▶ [MATERIAL PROVIDED]:
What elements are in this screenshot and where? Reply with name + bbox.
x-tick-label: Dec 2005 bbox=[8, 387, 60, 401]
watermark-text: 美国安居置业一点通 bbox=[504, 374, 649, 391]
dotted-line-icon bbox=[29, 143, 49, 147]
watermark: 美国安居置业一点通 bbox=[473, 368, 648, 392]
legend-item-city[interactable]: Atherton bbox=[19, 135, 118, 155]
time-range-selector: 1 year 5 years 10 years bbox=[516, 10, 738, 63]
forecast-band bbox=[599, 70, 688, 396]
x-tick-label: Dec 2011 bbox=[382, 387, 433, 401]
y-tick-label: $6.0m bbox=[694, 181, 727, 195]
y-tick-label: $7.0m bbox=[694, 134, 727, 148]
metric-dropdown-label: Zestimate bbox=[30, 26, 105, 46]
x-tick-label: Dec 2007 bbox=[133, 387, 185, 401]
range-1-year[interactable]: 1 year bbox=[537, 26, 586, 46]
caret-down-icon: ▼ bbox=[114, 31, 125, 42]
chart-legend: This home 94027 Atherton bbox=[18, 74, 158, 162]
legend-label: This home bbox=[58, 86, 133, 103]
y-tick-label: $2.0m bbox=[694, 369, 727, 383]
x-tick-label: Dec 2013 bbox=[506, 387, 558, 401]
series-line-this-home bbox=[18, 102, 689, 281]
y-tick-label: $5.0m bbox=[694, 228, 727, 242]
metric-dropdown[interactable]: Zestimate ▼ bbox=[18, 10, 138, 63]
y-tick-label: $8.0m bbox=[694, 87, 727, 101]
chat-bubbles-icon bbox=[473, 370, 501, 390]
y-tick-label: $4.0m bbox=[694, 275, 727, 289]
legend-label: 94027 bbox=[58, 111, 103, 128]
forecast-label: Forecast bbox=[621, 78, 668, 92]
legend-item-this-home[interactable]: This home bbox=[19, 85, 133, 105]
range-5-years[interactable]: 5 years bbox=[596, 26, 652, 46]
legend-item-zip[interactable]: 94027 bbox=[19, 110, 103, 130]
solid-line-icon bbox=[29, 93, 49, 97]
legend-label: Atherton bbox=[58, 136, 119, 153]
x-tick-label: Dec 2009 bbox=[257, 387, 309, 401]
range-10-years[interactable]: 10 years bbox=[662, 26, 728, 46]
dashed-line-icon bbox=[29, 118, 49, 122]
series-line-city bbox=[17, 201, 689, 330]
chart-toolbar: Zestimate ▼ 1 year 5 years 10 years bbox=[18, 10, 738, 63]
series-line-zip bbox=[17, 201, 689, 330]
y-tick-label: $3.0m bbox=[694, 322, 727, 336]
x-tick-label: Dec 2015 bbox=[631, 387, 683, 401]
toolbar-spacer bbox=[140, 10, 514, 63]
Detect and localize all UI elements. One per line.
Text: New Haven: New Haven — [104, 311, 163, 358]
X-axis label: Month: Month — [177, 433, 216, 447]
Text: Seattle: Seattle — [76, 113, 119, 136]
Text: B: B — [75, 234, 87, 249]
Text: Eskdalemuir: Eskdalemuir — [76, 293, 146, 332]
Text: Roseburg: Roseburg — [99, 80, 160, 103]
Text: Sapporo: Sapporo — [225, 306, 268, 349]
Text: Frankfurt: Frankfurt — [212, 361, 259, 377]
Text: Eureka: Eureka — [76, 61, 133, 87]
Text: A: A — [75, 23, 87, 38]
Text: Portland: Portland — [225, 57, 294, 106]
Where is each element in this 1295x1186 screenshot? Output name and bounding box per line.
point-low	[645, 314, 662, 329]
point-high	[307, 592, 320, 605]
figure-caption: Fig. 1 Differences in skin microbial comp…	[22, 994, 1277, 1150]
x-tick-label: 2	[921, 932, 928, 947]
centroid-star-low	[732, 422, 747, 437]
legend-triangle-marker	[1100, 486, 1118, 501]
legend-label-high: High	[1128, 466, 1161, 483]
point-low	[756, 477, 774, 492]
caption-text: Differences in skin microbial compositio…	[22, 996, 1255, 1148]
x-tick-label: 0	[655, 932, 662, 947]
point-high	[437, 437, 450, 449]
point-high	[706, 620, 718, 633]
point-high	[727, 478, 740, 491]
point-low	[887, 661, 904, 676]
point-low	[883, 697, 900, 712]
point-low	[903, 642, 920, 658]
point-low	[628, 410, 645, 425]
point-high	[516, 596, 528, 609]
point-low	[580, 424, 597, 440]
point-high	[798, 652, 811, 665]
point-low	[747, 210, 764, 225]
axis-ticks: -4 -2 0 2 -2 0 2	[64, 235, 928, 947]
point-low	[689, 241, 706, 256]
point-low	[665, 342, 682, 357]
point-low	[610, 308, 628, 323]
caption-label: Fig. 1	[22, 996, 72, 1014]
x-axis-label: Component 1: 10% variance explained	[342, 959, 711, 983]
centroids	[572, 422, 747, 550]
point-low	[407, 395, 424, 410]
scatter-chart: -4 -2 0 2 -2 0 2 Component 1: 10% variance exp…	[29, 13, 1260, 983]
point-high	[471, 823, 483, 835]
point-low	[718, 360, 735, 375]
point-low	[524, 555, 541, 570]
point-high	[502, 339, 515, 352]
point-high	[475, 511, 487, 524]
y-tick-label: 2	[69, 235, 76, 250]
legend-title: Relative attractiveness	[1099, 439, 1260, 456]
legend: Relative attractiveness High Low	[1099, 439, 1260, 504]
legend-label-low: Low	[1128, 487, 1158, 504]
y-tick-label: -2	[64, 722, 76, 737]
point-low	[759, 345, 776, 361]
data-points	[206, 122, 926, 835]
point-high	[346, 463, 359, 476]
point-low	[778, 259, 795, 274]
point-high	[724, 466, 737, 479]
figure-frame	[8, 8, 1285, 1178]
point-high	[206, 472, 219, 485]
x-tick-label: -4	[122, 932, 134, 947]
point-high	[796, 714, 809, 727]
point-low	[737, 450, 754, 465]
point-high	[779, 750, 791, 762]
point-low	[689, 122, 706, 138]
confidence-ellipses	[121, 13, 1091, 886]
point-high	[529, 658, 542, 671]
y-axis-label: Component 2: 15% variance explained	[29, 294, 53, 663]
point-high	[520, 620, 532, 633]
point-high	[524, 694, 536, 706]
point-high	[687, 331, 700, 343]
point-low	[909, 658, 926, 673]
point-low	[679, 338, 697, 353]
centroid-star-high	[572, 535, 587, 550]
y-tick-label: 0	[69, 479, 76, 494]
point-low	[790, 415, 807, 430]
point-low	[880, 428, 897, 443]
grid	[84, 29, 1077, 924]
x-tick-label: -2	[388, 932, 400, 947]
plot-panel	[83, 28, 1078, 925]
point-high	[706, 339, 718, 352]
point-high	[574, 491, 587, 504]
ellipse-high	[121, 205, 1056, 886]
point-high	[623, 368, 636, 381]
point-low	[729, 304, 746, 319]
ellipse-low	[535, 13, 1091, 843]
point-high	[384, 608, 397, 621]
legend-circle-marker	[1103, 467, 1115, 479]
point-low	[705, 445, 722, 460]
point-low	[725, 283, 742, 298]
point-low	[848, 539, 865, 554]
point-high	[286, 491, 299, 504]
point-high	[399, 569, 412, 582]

▶ [DIRECTIVE]: Please rewrite the items from the first line through the line containing "metric-dropdown-label: Zestimate bbox=[30, 26, 105, 46]", inclusive, changing every "x-tick-label" to "x-axis-label" and keeping everything else the same.

▶ [TASK ANSWER]:
What elements are in this screenshot and where? Reply with name + bbox.
x-axis-label: Dec 2005 bbox=[8, 387, 60, 401]
watermark-text: 美国安居置业一点通 bbox=[504, 374, 649, 391]
dotted-line-icon bbox=[29, 143, 49, 147]
watermark: 美国安居置业一点通 bbox=[473, 368, 648, 392]
legend-item-city[interactable]: Atherton bbox=[19, 135, 118, 155]
time-range-selector: 1 year 5 years 10 years bbox=[516, 10, 738, 63]
forecast-band bbox=[599, 70, 688, 396]
x-axis-label: Dec 2011 bbox=[382, 387, 433, 401]
y-tick-label: $6.0m bbox=[694, 181, 727, 195]
y-tick-label: $7.0m bbox=[694, 134, 727, 148]
metric-dropdown-label: Zestimate bbox=[30, 26, 105, 46]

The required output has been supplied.